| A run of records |
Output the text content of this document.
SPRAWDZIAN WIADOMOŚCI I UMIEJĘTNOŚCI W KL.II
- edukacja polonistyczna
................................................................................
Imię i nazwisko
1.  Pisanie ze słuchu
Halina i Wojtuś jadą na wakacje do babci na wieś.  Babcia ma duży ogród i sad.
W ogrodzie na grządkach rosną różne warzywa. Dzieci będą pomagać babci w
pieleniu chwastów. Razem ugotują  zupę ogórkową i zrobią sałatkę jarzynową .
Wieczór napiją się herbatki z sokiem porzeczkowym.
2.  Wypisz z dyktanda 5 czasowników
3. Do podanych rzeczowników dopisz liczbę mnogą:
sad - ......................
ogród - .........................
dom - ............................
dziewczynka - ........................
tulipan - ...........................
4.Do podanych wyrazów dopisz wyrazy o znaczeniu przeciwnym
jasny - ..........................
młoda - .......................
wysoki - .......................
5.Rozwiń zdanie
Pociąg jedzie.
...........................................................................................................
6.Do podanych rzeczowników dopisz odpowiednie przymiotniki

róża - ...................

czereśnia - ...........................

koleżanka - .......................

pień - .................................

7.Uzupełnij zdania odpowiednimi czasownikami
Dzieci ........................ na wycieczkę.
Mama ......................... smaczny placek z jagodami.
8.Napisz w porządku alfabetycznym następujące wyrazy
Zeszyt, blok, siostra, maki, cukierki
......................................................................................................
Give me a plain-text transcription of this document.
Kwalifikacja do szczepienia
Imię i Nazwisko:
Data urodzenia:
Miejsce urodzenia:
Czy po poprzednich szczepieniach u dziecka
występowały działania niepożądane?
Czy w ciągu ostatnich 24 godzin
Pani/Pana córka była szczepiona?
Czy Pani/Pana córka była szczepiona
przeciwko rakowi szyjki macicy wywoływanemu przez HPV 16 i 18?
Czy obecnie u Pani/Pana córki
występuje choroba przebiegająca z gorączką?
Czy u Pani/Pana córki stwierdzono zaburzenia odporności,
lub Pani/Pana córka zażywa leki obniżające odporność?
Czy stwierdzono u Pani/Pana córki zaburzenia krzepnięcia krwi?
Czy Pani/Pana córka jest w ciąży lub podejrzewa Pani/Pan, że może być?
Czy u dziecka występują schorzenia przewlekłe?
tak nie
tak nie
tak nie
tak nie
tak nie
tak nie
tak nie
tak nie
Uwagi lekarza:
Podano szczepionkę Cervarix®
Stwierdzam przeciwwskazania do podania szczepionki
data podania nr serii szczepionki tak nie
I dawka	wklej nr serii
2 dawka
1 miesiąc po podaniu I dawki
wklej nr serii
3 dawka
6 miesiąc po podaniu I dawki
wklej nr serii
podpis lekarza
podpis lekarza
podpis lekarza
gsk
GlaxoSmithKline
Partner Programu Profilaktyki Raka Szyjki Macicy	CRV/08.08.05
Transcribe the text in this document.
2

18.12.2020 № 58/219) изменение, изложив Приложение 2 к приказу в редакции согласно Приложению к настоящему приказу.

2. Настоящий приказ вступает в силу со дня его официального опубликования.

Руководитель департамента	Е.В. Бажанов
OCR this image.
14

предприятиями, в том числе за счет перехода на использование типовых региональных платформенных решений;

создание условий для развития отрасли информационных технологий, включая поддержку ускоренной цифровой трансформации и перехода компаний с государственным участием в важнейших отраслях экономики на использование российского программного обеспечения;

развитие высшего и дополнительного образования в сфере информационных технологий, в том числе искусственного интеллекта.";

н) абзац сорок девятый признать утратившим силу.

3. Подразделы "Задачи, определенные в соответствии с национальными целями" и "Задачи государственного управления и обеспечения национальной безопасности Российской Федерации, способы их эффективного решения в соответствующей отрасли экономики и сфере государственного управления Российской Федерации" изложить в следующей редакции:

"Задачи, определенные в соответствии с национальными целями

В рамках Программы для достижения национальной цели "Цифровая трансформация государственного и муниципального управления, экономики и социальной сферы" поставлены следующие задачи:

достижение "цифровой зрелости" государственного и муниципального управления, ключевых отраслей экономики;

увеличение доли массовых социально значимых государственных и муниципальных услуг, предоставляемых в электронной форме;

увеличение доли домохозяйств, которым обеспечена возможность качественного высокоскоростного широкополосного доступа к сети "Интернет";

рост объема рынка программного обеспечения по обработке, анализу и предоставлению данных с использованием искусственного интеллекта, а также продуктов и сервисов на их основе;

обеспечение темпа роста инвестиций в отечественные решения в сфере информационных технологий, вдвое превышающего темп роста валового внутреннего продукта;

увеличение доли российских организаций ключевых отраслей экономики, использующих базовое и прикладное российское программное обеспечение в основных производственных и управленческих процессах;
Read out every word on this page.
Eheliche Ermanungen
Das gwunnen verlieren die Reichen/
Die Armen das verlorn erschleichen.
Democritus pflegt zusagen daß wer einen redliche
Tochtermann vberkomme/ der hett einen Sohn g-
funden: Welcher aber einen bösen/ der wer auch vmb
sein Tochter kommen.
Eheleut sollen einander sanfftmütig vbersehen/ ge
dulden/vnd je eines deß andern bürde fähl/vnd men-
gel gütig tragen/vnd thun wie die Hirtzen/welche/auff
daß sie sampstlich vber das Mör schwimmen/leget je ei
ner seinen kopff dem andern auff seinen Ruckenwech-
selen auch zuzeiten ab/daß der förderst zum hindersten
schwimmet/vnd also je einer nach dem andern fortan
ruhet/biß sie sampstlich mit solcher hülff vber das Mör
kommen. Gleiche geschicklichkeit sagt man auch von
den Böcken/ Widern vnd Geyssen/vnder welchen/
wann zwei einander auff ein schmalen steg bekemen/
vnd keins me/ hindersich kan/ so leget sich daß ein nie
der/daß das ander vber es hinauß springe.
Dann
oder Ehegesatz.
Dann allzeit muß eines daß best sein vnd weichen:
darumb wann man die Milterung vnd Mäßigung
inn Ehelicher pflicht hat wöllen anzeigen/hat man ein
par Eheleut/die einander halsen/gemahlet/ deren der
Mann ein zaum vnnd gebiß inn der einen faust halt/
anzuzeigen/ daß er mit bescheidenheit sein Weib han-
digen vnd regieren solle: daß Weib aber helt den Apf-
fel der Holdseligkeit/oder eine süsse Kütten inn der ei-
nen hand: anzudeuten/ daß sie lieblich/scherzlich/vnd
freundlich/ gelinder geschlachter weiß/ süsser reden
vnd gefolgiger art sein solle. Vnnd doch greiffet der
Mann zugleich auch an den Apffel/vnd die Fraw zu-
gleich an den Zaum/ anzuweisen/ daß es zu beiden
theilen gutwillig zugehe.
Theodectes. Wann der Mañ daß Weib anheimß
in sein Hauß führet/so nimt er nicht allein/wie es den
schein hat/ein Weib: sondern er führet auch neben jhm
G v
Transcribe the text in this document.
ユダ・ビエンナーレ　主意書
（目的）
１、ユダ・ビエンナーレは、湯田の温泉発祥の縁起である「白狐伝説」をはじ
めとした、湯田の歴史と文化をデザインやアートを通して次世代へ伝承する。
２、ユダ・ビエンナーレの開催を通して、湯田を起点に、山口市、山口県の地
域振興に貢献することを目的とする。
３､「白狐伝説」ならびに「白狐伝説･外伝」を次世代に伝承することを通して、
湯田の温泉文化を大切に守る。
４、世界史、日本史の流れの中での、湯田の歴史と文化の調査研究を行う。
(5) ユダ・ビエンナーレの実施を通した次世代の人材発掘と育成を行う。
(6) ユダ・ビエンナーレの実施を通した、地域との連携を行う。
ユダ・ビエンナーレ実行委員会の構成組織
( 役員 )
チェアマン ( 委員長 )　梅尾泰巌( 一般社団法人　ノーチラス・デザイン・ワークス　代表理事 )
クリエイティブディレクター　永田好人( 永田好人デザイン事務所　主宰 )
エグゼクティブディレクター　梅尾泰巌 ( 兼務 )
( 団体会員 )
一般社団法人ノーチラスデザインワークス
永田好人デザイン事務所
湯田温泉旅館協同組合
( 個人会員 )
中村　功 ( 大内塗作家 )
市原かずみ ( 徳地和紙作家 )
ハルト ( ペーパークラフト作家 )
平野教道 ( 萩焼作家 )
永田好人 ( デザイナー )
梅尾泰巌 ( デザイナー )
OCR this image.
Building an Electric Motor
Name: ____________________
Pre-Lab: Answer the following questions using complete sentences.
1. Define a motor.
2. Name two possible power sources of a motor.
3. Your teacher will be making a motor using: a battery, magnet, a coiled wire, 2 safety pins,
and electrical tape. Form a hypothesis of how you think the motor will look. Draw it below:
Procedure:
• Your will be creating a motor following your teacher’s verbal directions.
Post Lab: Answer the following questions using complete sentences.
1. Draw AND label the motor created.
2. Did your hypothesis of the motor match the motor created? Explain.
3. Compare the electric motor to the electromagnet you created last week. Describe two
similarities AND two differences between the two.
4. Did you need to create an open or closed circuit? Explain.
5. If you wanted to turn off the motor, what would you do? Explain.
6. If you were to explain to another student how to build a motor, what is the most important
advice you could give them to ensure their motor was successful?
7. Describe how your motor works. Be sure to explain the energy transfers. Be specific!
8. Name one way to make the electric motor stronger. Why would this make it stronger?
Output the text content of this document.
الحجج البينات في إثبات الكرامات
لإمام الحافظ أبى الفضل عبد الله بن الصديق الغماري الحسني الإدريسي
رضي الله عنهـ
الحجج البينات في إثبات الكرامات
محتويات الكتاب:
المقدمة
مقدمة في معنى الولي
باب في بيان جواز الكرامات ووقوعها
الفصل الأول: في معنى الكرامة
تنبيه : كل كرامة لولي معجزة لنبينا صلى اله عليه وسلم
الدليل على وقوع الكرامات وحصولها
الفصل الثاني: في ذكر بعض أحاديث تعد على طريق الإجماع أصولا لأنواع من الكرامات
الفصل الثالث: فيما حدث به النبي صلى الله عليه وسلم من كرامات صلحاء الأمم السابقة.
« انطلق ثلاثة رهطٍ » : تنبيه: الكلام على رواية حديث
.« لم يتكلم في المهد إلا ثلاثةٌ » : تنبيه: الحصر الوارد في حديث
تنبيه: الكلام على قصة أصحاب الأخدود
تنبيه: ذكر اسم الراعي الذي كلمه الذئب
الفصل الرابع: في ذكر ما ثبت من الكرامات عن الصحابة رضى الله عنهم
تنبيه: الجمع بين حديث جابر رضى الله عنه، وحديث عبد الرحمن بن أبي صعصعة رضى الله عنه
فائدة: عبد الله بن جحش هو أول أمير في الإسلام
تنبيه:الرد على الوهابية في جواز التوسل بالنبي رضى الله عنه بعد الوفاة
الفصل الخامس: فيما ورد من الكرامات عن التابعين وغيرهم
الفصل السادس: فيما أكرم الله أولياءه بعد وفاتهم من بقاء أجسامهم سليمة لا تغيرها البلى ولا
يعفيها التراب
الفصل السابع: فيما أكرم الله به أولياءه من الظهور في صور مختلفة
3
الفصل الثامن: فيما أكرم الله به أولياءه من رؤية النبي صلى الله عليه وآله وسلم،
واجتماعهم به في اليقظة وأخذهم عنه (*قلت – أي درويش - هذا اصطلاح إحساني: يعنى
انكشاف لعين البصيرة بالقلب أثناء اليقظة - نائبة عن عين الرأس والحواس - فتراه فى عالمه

| What is needed |
Where a line contains "would", copy that line.

| Solution |
5. If you wanted to turn off the motor, what would you do? Explain.
8. Name one way to make the electric motor stronger. Why would this make it stronger?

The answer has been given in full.